- Supplied records
┄┄┄┄┄┄

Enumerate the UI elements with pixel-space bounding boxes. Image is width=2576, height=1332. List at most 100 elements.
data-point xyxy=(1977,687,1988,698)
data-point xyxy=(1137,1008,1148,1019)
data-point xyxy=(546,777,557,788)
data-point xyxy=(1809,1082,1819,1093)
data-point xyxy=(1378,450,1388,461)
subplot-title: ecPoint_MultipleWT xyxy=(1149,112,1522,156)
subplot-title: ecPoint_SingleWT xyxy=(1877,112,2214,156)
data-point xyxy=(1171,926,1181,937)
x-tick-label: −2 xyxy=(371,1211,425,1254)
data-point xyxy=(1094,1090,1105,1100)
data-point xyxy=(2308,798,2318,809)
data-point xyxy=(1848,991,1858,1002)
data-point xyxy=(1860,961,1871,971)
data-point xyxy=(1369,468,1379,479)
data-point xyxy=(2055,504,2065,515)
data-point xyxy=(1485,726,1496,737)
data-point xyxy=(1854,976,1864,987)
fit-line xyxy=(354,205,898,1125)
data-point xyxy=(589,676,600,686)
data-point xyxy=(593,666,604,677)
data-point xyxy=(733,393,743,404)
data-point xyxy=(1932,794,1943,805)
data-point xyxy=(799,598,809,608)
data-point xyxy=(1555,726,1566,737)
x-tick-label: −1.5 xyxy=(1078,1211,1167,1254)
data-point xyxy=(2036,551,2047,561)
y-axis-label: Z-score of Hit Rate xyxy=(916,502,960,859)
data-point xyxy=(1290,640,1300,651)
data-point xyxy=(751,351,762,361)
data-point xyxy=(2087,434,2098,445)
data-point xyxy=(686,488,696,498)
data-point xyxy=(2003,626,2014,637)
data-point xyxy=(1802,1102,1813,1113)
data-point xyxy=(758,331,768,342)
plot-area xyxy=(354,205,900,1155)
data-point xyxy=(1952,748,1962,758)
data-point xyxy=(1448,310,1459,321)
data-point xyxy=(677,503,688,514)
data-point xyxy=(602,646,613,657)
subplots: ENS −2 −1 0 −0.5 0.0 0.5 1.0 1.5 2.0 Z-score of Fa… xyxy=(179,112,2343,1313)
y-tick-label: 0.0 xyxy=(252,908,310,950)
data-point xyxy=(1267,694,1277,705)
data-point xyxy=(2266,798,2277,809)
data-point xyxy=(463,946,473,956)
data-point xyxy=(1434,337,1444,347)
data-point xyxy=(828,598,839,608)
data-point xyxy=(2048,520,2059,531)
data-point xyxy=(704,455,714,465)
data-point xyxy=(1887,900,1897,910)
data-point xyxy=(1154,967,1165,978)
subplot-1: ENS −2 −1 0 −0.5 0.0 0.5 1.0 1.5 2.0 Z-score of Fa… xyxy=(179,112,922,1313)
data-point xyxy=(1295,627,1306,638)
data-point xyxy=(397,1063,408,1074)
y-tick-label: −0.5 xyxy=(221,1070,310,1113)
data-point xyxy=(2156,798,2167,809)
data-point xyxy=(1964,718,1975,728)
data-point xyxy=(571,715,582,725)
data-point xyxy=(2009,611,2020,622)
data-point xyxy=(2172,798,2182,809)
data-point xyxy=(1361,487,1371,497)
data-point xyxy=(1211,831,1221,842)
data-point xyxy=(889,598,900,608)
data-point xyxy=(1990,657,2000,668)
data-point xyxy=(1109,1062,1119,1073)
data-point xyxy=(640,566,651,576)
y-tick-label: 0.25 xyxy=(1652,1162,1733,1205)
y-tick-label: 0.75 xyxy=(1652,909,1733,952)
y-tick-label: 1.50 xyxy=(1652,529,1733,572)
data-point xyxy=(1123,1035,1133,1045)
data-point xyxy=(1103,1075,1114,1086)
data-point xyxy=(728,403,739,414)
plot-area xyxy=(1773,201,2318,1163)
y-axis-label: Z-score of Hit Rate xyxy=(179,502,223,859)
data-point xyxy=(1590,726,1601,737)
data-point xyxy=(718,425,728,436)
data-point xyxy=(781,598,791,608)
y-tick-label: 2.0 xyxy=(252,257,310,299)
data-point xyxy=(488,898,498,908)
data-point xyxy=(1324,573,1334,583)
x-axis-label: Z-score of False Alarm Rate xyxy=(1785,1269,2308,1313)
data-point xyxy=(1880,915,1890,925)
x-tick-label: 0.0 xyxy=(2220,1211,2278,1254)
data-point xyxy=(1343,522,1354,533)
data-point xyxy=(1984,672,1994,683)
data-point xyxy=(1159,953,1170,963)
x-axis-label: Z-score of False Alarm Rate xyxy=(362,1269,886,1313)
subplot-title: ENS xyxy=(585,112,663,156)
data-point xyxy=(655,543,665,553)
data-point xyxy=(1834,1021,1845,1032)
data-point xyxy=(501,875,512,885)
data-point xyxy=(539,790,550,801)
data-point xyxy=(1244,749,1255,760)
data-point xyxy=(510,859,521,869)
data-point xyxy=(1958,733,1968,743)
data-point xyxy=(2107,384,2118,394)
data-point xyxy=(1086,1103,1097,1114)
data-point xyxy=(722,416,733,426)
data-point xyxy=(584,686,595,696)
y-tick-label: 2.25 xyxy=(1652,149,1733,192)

┄┄┄┄┄┄

- Your goal
Write out the records line for line, starting at the first line and ending at the line that contains "data-point xyxy=(1378,450,1388,461)", with both of those lines included.

- Complete response
Enumerate the UI elements with pixel-space bounding boxes. Image is width=2576, height=1332. List at most 100 elements.
data-point xyxy=(1977,687,1988,698)
data-point xyxy=(1137,1008,1148,1019)
data-point xyxy=(546,777,557,788)
data-point xyxy=(1809,1082,1819,1093)
data-point xyxy=(1378,450,1388,461)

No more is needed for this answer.